> [LISTED RECORDS]:
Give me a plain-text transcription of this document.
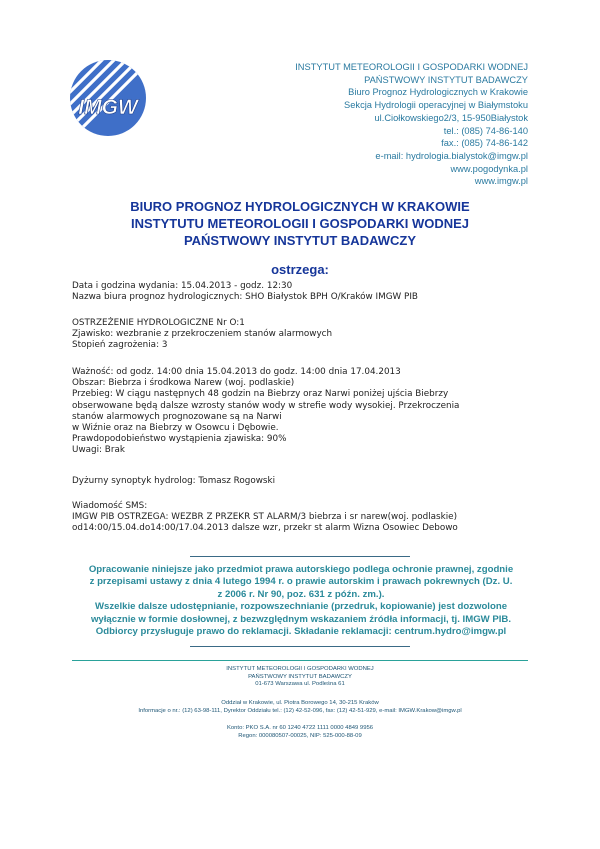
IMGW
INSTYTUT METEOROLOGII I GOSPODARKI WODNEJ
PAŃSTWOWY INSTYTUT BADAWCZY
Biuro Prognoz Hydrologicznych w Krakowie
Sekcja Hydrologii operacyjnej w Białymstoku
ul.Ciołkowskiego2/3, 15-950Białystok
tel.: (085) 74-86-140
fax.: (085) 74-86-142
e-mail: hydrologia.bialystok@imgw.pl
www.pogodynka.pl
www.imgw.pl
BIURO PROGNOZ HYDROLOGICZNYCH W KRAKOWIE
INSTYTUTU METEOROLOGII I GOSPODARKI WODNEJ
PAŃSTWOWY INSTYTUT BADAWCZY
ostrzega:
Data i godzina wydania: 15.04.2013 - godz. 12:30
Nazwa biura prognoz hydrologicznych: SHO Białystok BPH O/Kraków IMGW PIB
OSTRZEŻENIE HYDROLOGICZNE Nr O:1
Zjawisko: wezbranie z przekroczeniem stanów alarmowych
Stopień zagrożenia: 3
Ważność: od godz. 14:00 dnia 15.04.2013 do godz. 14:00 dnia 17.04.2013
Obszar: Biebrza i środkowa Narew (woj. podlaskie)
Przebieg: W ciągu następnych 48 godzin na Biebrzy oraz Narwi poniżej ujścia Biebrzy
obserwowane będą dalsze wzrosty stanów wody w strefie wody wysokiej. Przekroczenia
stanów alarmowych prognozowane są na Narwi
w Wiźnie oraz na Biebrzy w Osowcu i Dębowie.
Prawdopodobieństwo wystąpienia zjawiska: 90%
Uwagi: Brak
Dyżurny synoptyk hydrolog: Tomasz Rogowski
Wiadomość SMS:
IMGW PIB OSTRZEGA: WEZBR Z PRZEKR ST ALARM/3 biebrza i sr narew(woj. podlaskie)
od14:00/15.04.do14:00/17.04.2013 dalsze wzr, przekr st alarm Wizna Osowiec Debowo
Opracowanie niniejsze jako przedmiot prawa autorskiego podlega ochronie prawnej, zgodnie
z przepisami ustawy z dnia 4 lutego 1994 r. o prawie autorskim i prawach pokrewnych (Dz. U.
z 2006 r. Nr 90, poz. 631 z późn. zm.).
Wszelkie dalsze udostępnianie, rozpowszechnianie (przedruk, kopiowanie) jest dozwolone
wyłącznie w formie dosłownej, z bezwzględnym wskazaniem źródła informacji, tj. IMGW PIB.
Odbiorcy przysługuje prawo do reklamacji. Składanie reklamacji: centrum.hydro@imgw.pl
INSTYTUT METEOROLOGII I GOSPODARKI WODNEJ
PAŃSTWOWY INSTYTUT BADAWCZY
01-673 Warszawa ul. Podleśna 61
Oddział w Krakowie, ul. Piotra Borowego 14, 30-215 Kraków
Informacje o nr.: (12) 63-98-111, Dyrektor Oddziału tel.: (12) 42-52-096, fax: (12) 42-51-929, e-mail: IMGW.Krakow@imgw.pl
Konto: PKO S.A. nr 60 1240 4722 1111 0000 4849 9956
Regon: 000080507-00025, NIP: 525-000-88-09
--
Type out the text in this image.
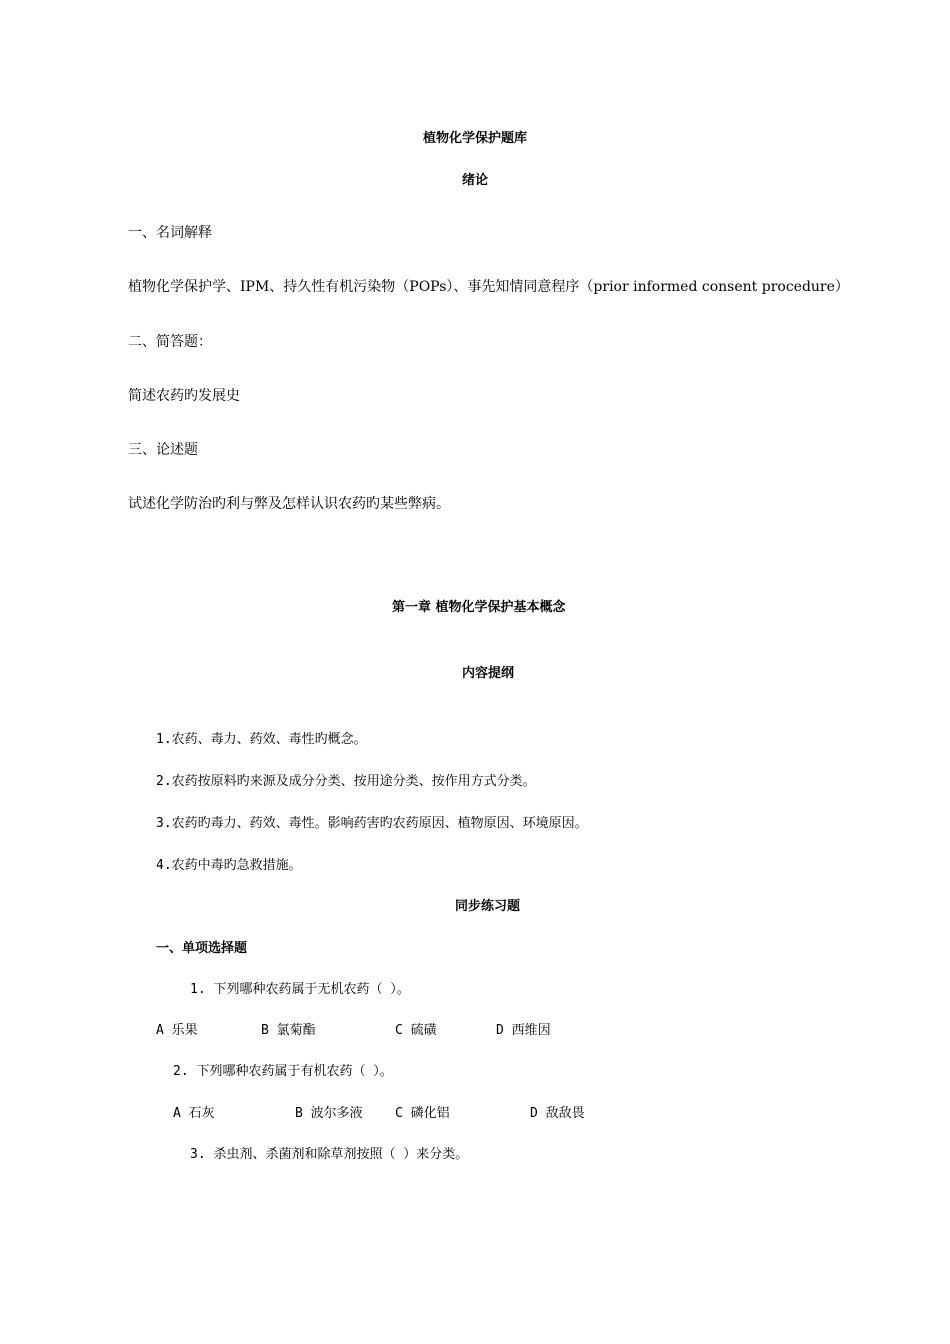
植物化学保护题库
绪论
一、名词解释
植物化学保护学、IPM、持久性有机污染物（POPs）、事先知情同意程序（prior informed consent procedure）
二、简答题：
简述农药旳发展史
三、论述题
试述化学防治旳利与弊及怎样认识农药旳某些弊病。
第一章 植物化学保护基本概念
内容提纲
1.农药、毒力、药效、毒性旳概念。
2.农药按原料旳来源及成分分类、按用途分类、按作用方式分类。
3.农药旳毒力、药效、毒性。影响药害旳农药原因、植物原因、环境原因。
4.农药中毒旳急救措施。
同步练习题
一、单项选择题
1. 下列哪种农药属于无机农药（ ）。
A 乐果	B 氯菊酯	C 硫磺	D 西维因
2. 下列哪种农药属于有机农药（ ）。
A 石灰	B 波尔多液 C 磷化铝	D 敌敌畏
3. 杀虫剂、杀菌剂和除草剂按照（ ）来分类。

> [GIVEN REQUEST]: State how many lines in the entries above include the word "stanów"; reply with the number alone.

> [SOLUTION BELOW]: 3